**Requirement:** Count lines with "should" in them. Report only the total.
• • • • •
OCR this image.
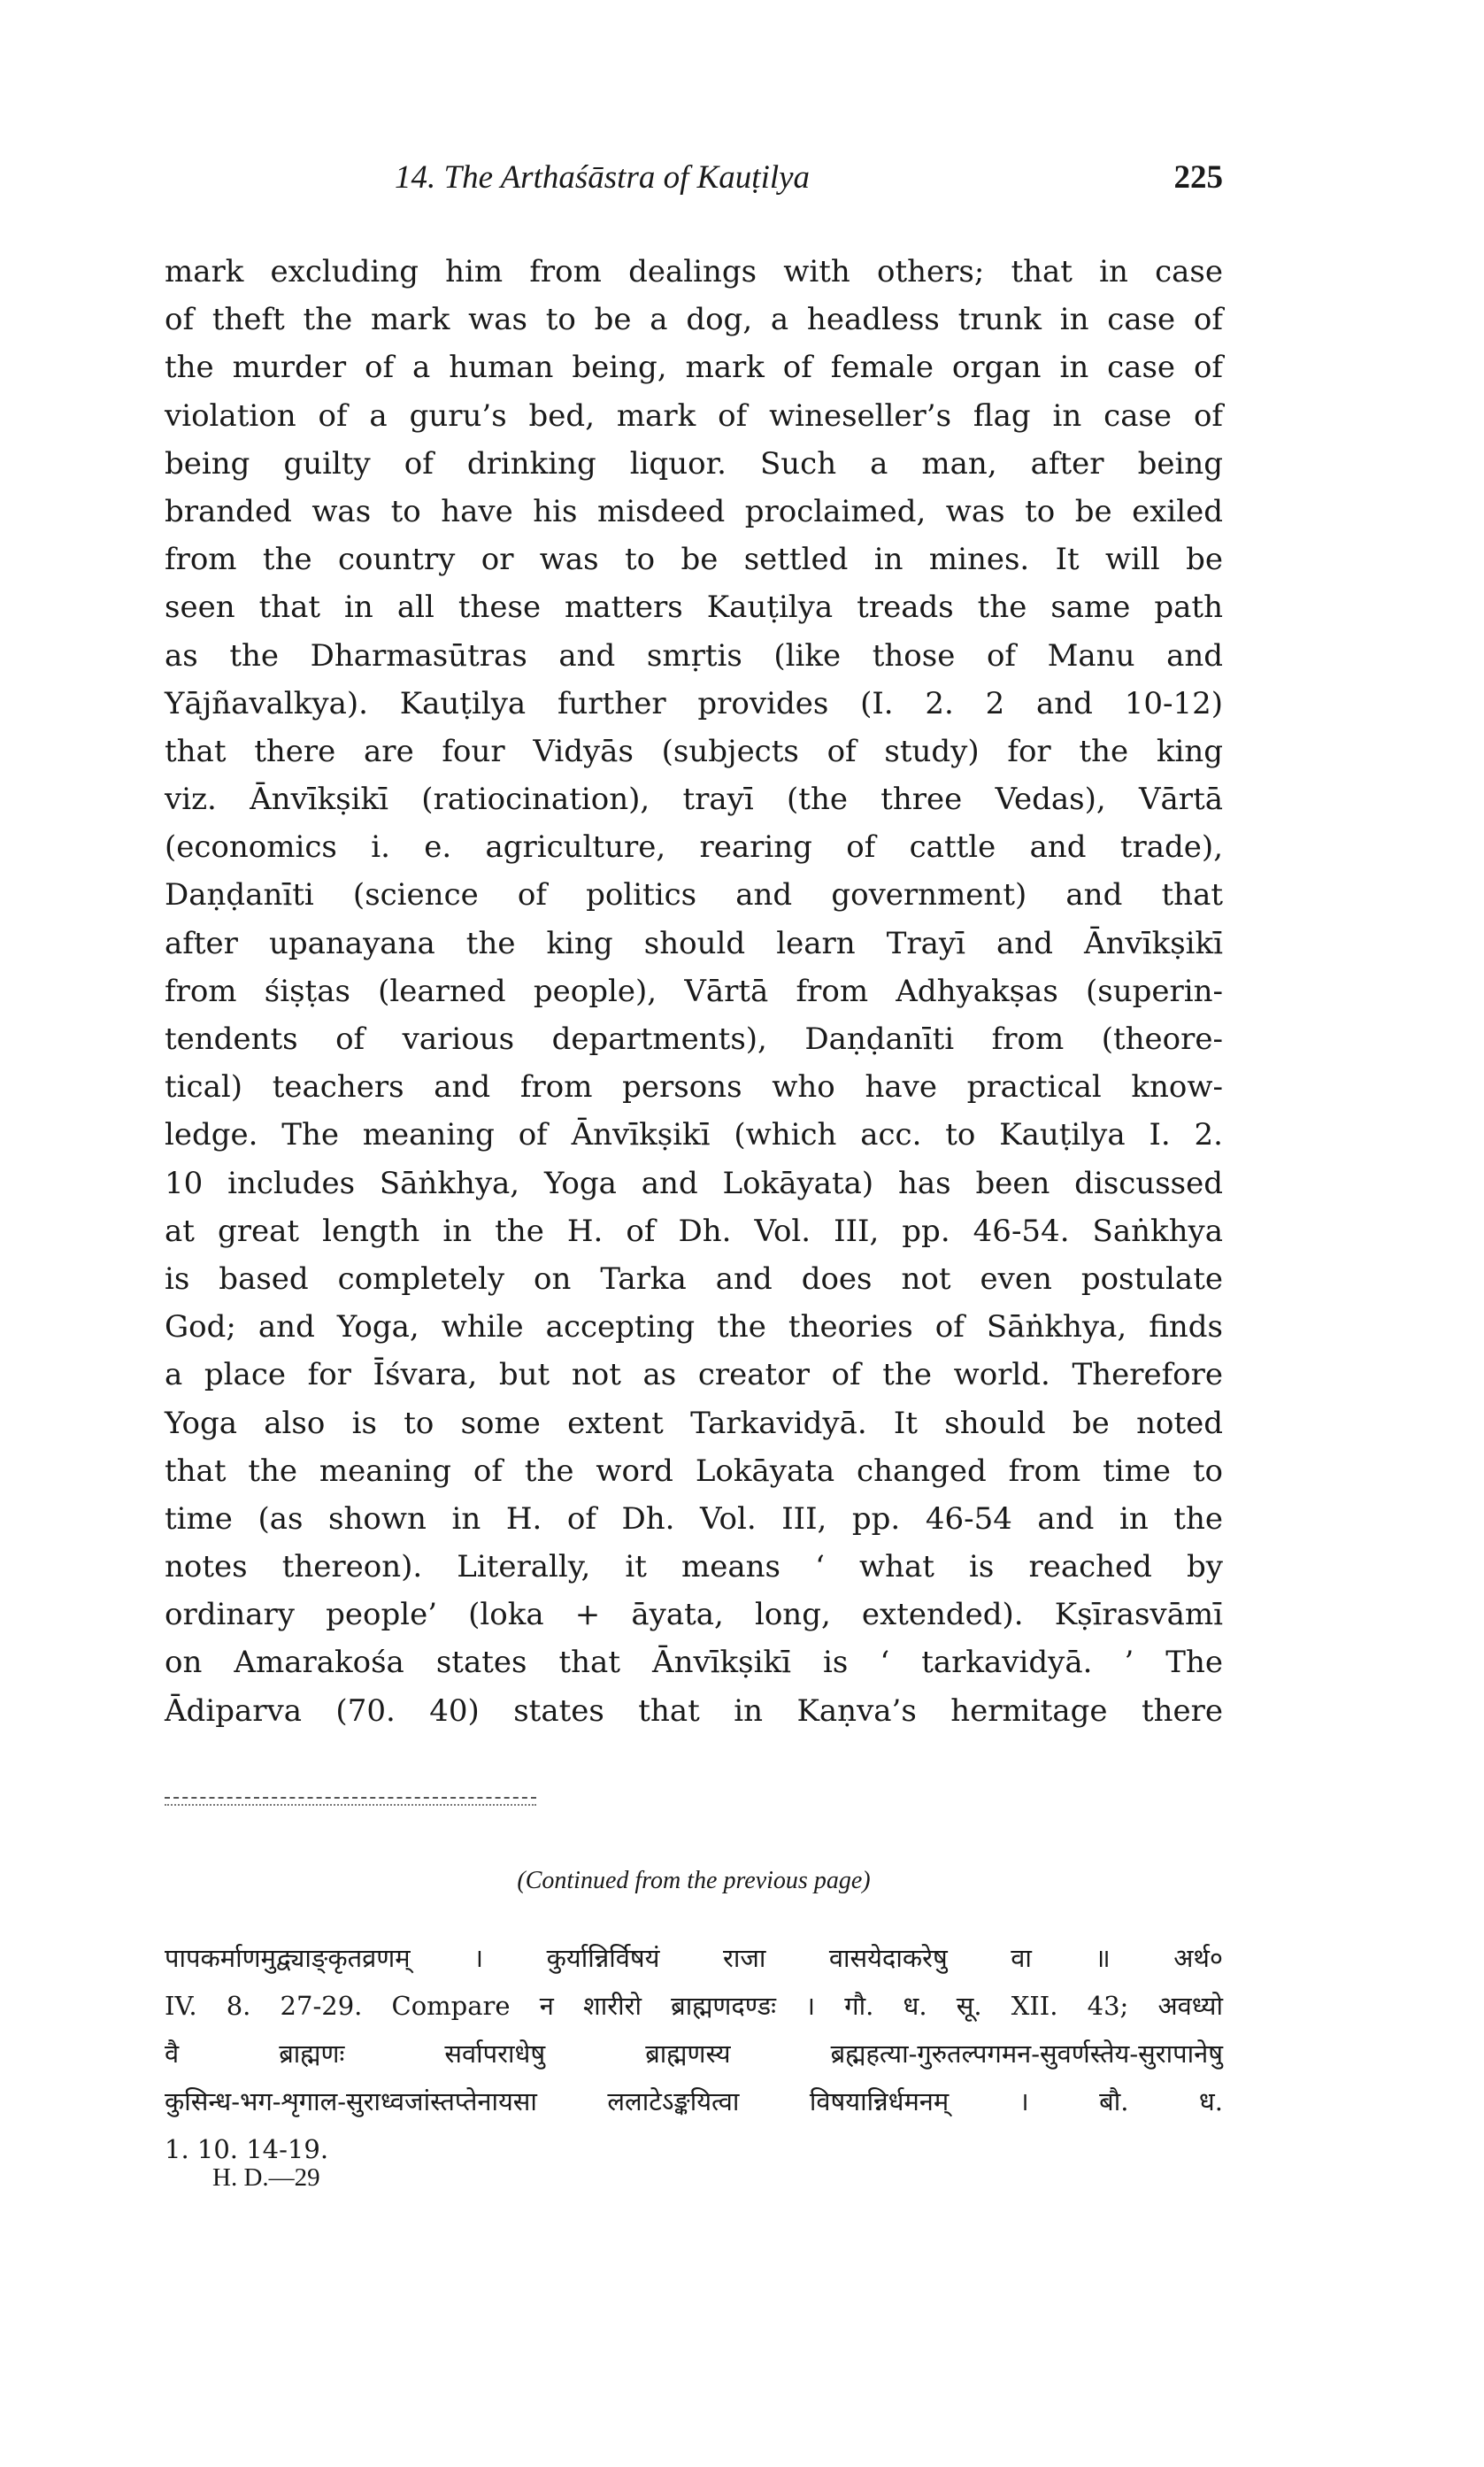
14. The Arthaśāstra of Kauṭilya	225
mark excluding him from dealings with others; that in case
of theft the mark was to be a dog, a headless trunk in case of
the murder of a human being, mark of female organ in case of
violation of a guru’s bed, mark of wineseller’s flag in case of
being guilty of drinking liquor. Such a man, after being
branded was to have his misdeed proclaimed, was to be exiled
from the country or was to be settled in mines. It will be
seen that in all these matters Kauṭilya treads the same path
as the Dharmasūtras and smṛtis (like those of Manu and
Yājñavalkya). Kauṭilya further provides (I. 2. 2 and 10-12)
that there are four Vidyās (subjects of study) for the king
viz. Ānvīkṣikī (ratiocination), trayī (the three Vedas), Vārtā
(economics i. e. agriculture, rearing of cattle and trade),
Daṇḍanīti (science of politics and government) and that
after upanayana the king should learn Trayī and Ānvīkṣikī
from śiṣṭas (learned people), Vārtā from Adhyakṣas (superin-
tendents of various departments), Daṇḍanīti from (theore-
tical) teachers and from persons who have practical know-
ledge. The meaning of Ānvīkṣikī (which acc. to Kauṭilya I. 2.
10 includes Sāṅkhya, Yoga and Lokāyata) has been discussed
at great length in the H. of Dh. Vol. III, pp. 46-54. Saṅkhya
is based completely on Tarka and does not even postulate
God; and Yoga, while accepting the theories of Sāṅkhya, finds
a place for Īśvara, but not as creator of the world. Therefore
Yoga also is to some extent Tarkavidyā. It should be noted
that the meaning of the word Lokāyata changed from time to
time (as shown in H. of Dh. Vol. III, pp. 46-54 and in the
notes thereon). Literally, it means ‘ what is reached by
ordinary people’ (loka + āyata, long, extended). Kṣīrasvāmī
on Amarakośa states that Ānvīkṣikī is ‘ tarkavidyā. ’ The
Ādiparva (70. 40) states that in Kaṇva’s hermitage there
(Continued from the previous page)
पापकर्माणमुद्व्याङ्कृतव्रणम् । कुर्यान्निर्विषयं राजा वासयेदाकरेषु वा ॥ अर्थ०
IV. 8. 27-29. Compare न शारीरो ब्राह्मणदण्डः । गौ. ध. सू. XII. 43; अवध्यो
वै ब्राह्मणः सर्वापराधेषु ब्राह्मणस्य ब्रह्महत्या-गुरुतल्पगमन-सुवर्णस्तेय-सुरापानेषु
कुसिन्ध-भग-शृगाल-सुराध्वजांस्तप्तेनायसा ललाटेऽङ्कयित्वा विषयान्निर्धमनम् । बौ. ध.
1. 10. 14-19.
H. D.—29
• • • • •
**Solution to this task:** 2